* _Exercise instructions_:
Set down every entry word for word. Omit the pictures.

* _Provided material_:
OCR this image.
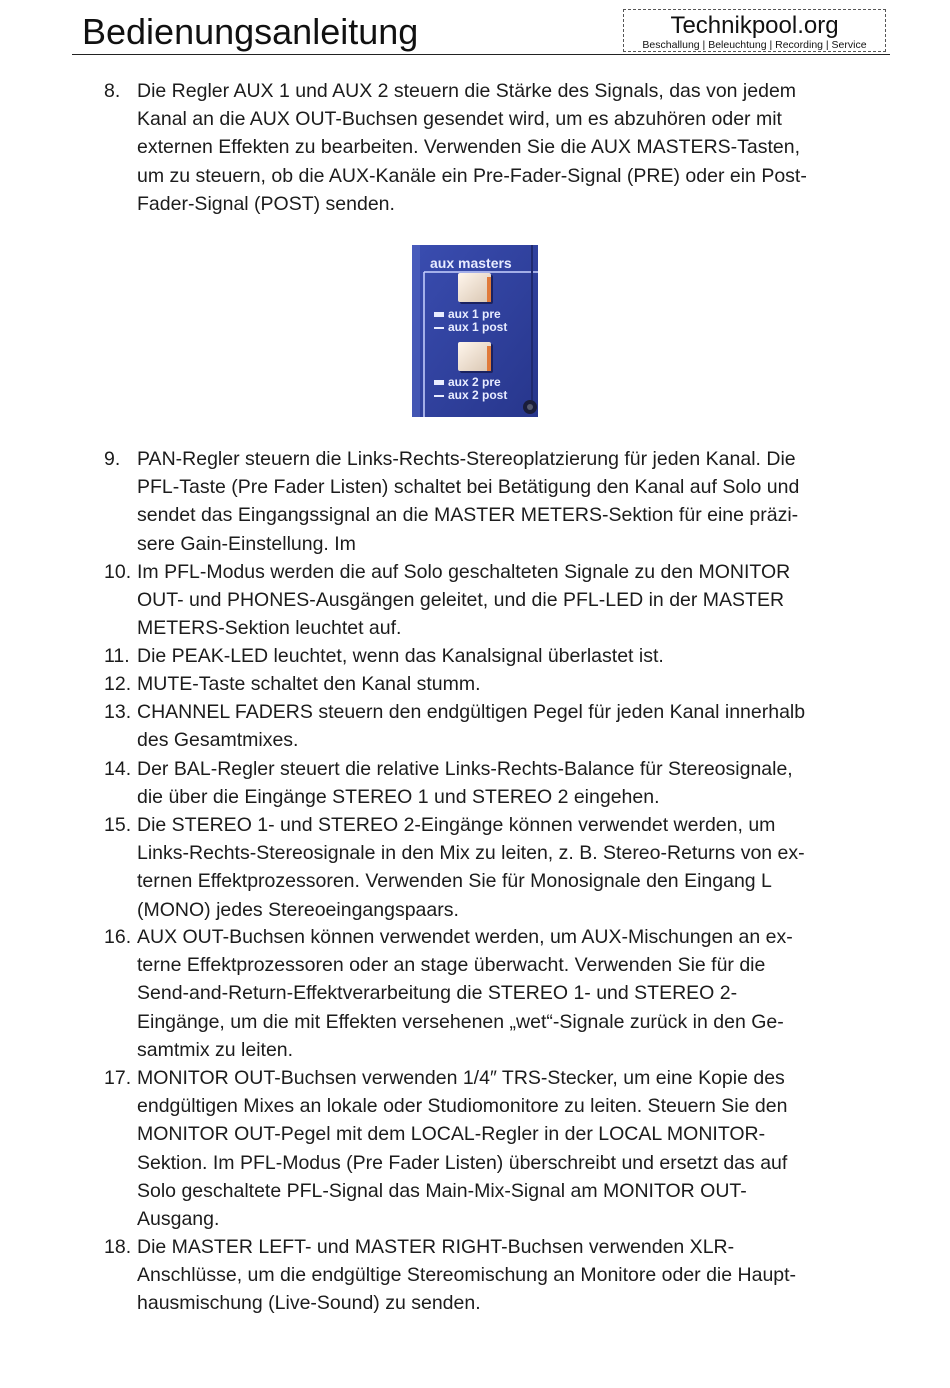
Bedienungsanleitung	Technikpool.org
Beschallung | Beleuchtung | Recording | Service
8. Die Regler AUX 1 und AUX 2 steuern die Stärke des Signals, das von jedem
Kanal an die AUX OUT-Buchsen gesendet wird, um es abzuhören oder mit
externen Effekten zu bearbeiten. Verwenden Sie die AUX MASTERS-Tasten,
um zu steuern, ob die AUX-Kanäle ein Pre-Fader-Signal (PRE) oder ein Post-
Fader-Signal (POST) senden.
aux masters
aux 1 pre
aux 1 post
aux 2 pre
aux 2 post
9. PAN-Regler steuern die Links-Rechts-Stereoplatzierung für jeden Kanal. Die
PFL-Taste (Pre Fader Listen) schaltet bei Betätigung den Kanal auf Solo und
sendet das Eingangssignal an die MASTER METERS-Sektion für eine präzi-
sere Gain-Einstellung. Im
10. Im PFL-Modus werden die auf Solo geschalteten Signale zu den MONITOR
OUT- und PHONES-Ausgängen geleitet, und die PFL-LED in der MASTER
METERS-Sektion leuchtet auf.
11. Die PEAK-LED leuchtet, wenn das Kanalsignal überlastet ist.
12. MUTE-Taste schaltet den Kanal stumm.
13. CHANNEL FADERS steuern den endgültigen Pegel für jeden Kanal innerhalb
des Gesamtmixes.
14. Der BAL-Regler steuert die relative Links-Rechts-Balance für Stereosignale,
die über die Eingänge STEREO 1 und STEREO 2 eingehen.
15. Die STEREO 1- und STEREO 2-Eingänge können verwendet werden, um
Links-Rechts-Stereosignale in den Mix zu leiten, z. B. Stereo-Returns von ex-
ternen Effektprozessoren. Verwenden Sie für Monosignale den Eingang L
(MONO) jedes Stereoeingangspaars.
16. AUX OUT-Buchsen können verwendet werden, um AUX-Mischungen an ex-
terne Effektprozessoren oder an stage überwacht. Verwenden Sie für die
Send-and-Return-Effektverarbeitung die STEREO 1- und STEREO 2-
Eingänge, um die mit Effekten versehenen „wet“-Signale zurück in den Ge-
samtmix zu leiten.
17. MONITOR OUT-Buchsen verwenden 1/4″ TRS-Stecker, um eine Kopie des
endgültigen Mixes an lokale oder Studiomonitore zu leiten. Steuern Sie den
MONITOR OUT-Pegel mit dem LOCAL-Regler in der LOCAL MONITOR-
Sektion. Im PFL-Modus (Pre Fader Listen) überschreibt und ersetzt das auf
Solo geschaltete PFL-Signal das Main-Mix-Signal am MONITOR OUT-
Ausgang.
18. Die MASTER LEFT- und MASTER RIGHT-Buchsen verwenden XLR-
Anschlüsse, um die endgültige Stereomischung an Monitore oder die Haupt-
hausmischung (Live-Sound) zu senden.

* _Written response_:
OCR this image.
Bedienungsanleitung	Technikpool.org
Beschallung | Beleuchtung | Recording | Service
8. Die Regler AUX 1 und AUX 2 steuern die Stärke des Signals, das von jedem
Kanal an die AUX OUT-Buchsen gesendet wird, um es abzuhören oder mit
externen Effekten zu bearbeiten. Verwenden Sie die AUX MASTERS-Tasten,
um zu steuern, ob die AUX-Kanäle ein Pre-Fader-Signal (PRE) oder ein Post-
Fader-Signal (POST) senden.
aux masters
aux 1 pre
aux 1 post
aux 2 pre
aux 2 post
9. PAN-Regler steuern die Links-Rechts-Stereoplatzierung für jeden Kanal. Die
PFL-Taste (Pre Fader Listen) schaltet bei Betätigung den Kanal auf Solo und
sendet das Eingangssignal an die MASTER METERS-Sektion für eine präzi-
sere Gain-Einstellung. Im
10. Im PFL-Modus werden die auf Solo geschalteten Signale zu den MONITOR
OUT- und PHONES-Ausgängen geleitet, und die PFL-LED in der MASTER
METERS-Sektion leuchtet auf.
11. Die PEAK-LED leuchtet, wenn das Kanalsignal überlastet ist.
12. MUTE-Taste schaltet den Kanal stumm.
13. CHANNEL FADERS steuern den endgültigen Pegel für jeden Kanal innerhalb
des Gesamtmixes.
14. Der BAL-Regler steuert die relative Links-Rechts-Balance für Stereosignale,
die über die Eingänge STEREO 1 und STEREO 2 eingehen.
15. Die STEREO 1- und STEREO 2-Eingänge können verwendet werden, um
Links-Rechts-Stereosignale in den Mix zu leiten, z. B. Stereo-Returns von ex-
ternen Effektprozessoren. Verwenden Sie für Monosignale den Eingang L
(MONO) jedes Stereoeingangspaars.
16. AUX OUT-Buchsen können verwendet werden, um AUX-Mischungen an ex-
terne Effektprozessoren oder an stage überwacht. Verwenden Sie für die
Send-and-Return-Effektverarbeitung die STEREO 1- und STEREO 2-
Eingänge, um die mit Effekten versehenen „wet“-Signale zurück in den Ge-
samtmix zu leiten.
17. MONITOR OUT-Buchsen verwenden 1/4″ TRS-Stecker, um eine Kopie des
endgültigen Mixes an lokale oder Studiomonitore zu leiten. Steuern Sie den
MONITOR OUT-Pegel mit dem LOCAL-Regler in der LOCAL MONITOR-
Sektion. Im PFL-Modus (Pre Fader Listen) überschreibt und ersetzt das auf
Solo geschaltete PFL-Signal das Main-Mix-Signal am MONITOR OUT-
Ausgang.
18. Die MASTER LEFT- und MASTER RIGHT-Buchsen verwenden XLR-
Anschlüsse, um die endgültige Stereomischung an Monitore oder die Haupt-
hausmischung (Live-Sound) zu senden.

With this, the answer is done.